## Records
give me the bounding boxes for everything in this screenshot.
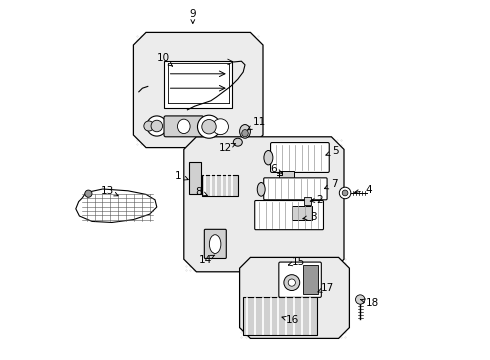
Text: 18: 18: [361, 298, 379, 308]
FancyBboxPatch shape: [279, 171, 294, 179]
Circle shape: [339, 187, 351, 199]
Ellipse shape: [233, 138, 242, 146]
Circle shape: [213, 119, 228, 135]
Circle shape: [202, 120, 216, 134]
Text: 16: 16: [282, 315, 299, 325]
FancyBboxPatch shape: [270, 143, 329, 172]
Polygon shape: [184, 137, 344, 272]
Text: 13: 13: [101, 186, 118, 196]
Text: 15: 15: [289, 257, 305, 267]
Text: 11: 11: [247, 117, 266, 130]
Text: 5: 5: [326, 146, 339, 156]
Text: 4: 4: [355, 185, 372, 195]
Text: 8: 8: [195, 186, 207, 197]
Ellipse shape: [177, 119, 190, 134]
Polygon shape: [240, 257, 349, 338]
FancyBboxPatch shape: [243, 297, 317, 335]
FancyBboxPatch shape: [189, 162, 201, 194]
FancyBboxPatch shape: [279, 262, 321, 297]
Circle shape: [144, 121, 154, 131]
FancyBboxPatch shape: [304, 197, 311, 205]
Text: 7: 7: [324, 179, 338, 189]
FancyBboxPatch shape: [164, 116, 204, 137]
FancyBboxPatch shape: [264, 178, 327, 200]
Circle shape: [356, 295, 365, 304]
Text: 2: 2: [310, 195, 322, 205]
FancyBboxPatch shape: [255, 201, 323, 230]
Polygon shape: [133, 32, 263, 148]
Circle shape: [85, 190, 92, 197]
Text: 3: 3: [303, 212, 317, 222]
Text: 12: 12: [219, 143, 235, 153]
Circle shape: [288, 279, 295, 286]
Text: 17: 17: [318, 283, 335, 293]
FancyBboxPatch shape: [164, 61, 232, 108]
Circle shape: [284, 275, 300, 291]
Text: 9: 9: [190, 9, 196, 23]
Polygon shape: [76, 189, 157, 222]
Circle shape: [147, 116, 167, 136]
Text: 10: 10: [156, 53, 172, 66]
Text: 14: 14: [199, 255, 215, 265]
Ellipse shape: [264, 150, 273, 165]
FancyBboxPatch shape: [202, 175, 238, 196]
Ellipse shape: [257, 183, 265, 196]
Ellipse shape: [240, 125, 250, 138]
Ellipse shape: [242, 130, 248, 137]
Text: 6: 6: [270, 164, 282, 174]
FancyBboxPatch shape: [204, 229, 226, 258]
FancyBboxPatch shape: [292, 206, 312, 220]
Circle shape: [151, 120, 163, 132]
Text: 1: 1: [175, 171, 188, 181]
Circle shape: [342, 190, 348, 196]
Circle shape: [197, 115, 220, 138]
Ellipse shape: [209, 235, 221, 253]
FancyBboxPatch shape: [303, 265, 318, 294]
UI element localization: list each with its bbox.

## Work instructions
Reproduce the listing above line for line, leaving out the pictures.

## Result
give me the bounding boxes for everything in this screenshot.
Text: 18: 18: [361, 298, 379, 308]
FancyBboxPatch shape: [279, 171, 294, 179]
Circle shape: [339, 187, 351, 199]
Ellipse shape: [233, 138, 242, 146]
Circle shape: [213, 119, 228, 135]
Circle shape: [202, 120, 216, 134]
Text: 16: 16: [282, 315, 299, 325]
FancyBboxPatch shape: [270, 143, 329, 172]
Polygon shape: [184, 137, 344, 272]
Text: 13: 13: [101, 186, 118, 196]
Text: 15: 15: [289, 257, 305, 267]
Text: 11: 11: [247, 117, 266, 130]
Text: 5: 5: [326, 146, 339, 156]
Text: 4: 4: [355, 185, 372, 195]
Text: 8: 8: [195, 186, 207, 197]
Ellipse shape: [177, 119, 190, 134]
Polygon shape: [240, 257, 349, 338]
FancyBboxPatch shape: [243, 297, 317, 335]
FancyBboxPatch shape: [189, 162, 201, 194]
FancyBboxPatch shape: [279, 262, 321, 297]
Circle shape: [144, 121, 154, 131]
FancyBboxPatch shape: [304, 197, 311, 205]
Text: 7: 7: [324, 179, 338, 189]
FancyBboxPatch shape: [164, 116, 204, 137]
FancyBboxPatch shape: [264, 178, 327, 200]
Circle shape: [356, 295, 365, 304]
Text: 2: 2: [310, 195, 322, 205]
FancyBboxPatch shape: [255, 201, 323, 230]
Polygon shape: [133, 32, 263, 148]
Circle shape: [85, 190, 92, 197]
Text: 3: 3: [303, 212, 317, 222]
Text: 12: 12: [219, 143, 235, 153]
Circle shape: [288, 279, 295, 286]
Text: 17: 17: [318, 283, 335, 293]
FancyBboxPatch shape: [164, 61, 232, 108]
Circle shape: [284, 275, 300, 291]
Text: 9: 9: [190, 9, 196, 23]
Polygon shape: [76, 189, 157, 222]
Circle shape: [147, 116, 167, 136]
Text: 10: 10: [156, 53, 172, 66]
Text: 14: 14: [199, 255, 215, 265]
Ellipse shape: [264, 150, 273, 165]
FancyBboxPatch shape: [202, 175, 238, 196]
Ellipse shape: [257, 183, 265, 196]
Ellipse shape: [240, 125, 250, 138]
Ellipse shape: [242, 130, 248, 137]
Text: 6: 6: [270, 164, 282, 174]
FancyBboxPatch shape: [204, 229, 226, 258]
FancyBboxPatch shape: [292, 206, 312, 220]
Circle shape: [151, 120, 163, 132]
Text: 1: 1: [175, 171, 188, 181]
Circle shape: [342, 190, 348, 196]
Circle shape: [197, 115, 220, 138]
Ellipse shape: [209, 235, 221, 253]
FancyBboxPatch shape: [303, 265, 318, 294]
UI element localization: list each with its bbox.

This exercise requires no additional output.